[Dataset rows for document pages]
^^^^^^^^

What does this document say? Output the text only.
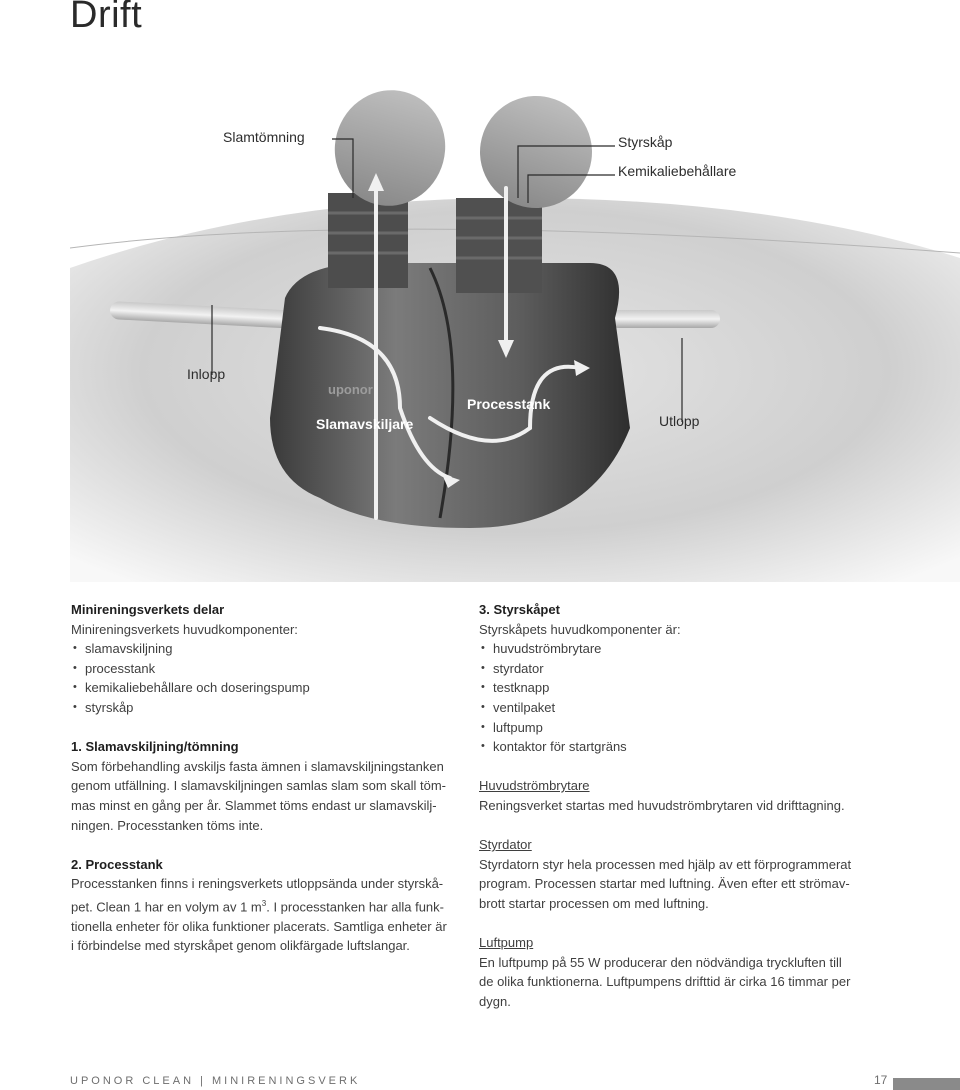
Drift
uponor
Slamtömning	Styrskåp
Kemikaliebehållare
Inlopp
Slamavskiljare
Processtank
Utlopp

Minireningsverkets delar

Minireningsverkets huvudkomponenter:

• slamavskiljning
• processtank
• kemikaliebehållare och doseringspump
• styrskåp

1. Slamavskiljning/tömning

Som förbehandling avskiljs fasta ämnen i slamavskiljningstanken

genom utfällning. I slamavskiljningen samlas slam som skall töm-

mas minst en gång per år. Slammet töms endast ur slamavskilj-

ningen. Processtanken töms inte.

2. Processtank

Processtanken finns i reningsverkets utloppsända under styrskå-

pet. Clean 1 har en volym av 1 $m^3$. I processtanken har alla funk-

tionella enheter för olika funktioner placerats. Samtliga enheter är

i förbindelse med styrskåpet genom olikfärgade luftslangar.

3. Styrskåpet

Styrskåpets huvudkomponenter är:

• huvudströmbrytare
• styrdator
• testknapp
• ventilpaket
• luftpump
• kontaktor för startgräns

Huvudströmbrytare

Reningsverket startas med huvudströmbrytaren vid drifttagning.

Styrdator

Styrdatorn styr hela processen med hjälp av ett förprogrammerat

program. Processen startar med luftning. Även efter ett strömav-

brott startar processen om med luftning.

Luftpump

En luftpump på 55 W producerar den nödvändiga tryckluften till

de olika funktionerna. Luftpumpens drifttid är cirka 16 timmar per

dygn.

UPONOR CLEAN | MINIRENINGSVERK	17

^^^^^^^^

(Required work)
In repeating the lines above, keep the wording exact and leave every picture out.

(Answer section)
What does this document say? Output the text only.
Drift
uponor
Slamtömning	Styrskåp
Kemikaliebehållare
Inlopp
Slamavskiljare
Processtank
Utlopp

Minireningsverkets delar

Minireningsverkets huvudkomponenter:

• slamavskiljning
• processtank
• kemikaliebehållare och doseringspump
• styrskåp

1. Slamavskiljning/tömning

Som förbehandling avskiljs fasta ämnen i slamavskiljningstanken

genom utfällning. I slamavskiljningen samlas slam som skall töm-

mas minst en gång per år. Slammet töms endast ur slamavskilj-

ningen. Processtanken töms inte.

2. Processtank

Processtanken finns i reningsverkets utloppsända under styrskå-

pet. Clean 1 har en volym av 1 $m^3$. I processtanken har alla funk-

tionella enheter för olika funktioner placerats. Samtliga enheter är

i förbindelse med styrskåpet genom olikfärgade luftslangar.

3. Styrskåpet

Styrskåpets huvudkomponenter är:

• huvudströmbrytare
• styrdator
• testknapp
• ventilpaket
• luftpump
• kontaktor för startgräns

Huvudströmbrytare

Reningsverket startas med huvudströmbrytaren vid drifttagning.

Styrdator

Styrdatorn styr hela processen med hjälp av ett förprogrammerat

program. Processen startar med luftning. Även efter ett strömav-

brott startar processen om med luftning.

Luftpump

En luftpump på 55 W producerar den nödvändiga tryckluften till

de olika funktionerna. Luftpumpens drifttid är cirka 16 timmar per

dygn.

UPONOR CLEAN | MINIRENINGSVERK	17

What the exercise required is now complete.